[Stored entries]
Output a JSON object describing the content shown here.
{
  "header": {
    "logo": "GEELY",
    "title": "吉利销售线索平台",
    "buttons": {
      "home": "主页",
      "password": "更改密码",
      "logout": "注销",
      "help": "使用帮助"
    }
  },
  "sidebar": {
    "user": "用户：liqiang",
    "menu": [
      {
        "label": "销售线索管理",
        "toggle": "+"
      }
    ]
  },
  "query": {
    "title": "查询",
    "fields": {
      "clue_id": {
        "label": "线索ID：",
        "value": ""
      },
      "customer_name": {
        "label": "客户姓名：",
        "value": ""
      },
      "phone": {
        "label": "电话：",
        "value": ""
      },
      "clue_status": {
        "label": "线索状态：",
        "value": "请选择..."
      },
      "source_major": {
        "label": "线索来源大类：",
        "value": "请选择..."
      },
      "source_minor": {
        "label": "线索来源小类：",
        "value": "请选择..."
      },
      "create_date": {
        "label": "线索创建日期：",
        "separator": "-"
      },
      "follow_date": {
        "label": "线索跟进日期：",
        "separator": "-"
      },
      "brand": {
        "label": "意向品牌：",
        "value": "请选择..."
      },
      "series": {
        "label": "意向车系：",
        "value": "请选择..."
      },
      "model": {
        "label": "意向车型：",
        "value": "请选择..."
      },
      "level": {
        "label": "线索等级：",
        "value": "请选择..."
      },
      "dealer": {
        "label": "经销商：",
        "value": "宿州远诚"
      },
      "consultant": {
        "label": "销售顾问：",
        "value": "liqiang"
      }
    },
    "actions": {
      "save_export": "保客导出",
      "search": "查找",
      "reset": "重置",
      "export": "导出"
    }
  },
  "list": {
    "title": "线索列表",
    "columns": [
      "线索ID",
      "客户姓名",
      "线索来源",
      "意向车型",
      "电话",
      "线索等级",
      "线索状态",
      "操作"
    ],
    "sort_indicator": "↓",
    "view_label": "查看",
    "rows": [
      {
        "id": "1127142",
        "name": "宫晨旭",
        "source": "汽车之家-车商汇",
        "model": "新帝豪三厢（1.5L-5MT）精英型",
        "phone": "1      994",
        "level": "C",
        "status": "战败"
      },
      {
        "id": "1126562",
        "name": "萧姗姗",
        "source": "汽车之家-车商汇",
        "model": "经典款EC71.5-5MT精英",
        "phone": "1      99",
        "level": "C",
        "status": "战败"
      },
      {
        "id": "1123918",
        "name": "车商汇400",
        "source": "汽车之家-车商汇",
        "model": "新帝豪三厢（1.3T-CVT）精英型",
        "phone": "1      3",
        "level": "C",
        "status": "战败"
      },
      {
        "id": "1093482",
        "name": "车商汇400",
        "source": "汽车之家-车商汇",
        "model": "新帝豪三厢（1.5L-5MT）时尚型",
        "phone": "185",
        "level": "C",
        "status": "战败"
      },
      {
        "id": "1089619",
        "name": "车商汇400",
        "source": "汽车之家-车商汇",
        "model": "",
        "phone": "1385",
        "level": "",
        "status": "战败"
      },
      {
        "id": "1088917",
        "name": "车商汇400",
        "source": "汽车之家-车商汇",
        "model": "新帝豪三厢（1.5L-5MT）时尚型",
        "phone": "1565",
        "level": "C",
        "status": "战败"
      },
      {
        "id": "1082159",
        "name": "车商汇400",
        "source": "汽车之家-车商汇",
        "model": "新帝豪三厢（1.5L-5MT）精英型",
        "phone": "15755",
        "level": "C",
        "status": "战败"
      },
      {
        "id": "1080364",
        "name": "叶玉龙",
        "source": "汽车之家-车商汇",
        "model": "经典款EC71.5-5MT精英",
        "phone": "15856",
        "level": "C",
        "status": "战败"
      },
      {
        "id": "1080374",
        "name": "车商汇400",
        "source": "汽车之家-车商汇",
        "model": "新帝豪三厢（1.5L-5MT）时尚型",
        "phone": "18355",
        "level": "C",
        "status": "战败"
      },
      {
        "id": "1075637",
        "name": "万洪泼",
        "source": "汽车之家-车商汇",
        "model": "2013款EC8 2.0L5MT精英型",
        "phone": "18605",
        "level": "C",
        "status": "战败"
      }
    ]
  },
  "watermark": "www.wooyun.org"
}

**WHAT THE TASK ASKS:** From the data, collect all lines where the string "phone" appears.

**OUTPUT:**
      "phone": {
        "phone": "1      994",
        "phone": "1      99",
        "phone": "1      3",
        "phone": "185",
        "phone": "1385",
        "phone": "1565",
        "phone": "15755",
        "phone": "15856",
        "phone": "18355",
        "phone": "18605",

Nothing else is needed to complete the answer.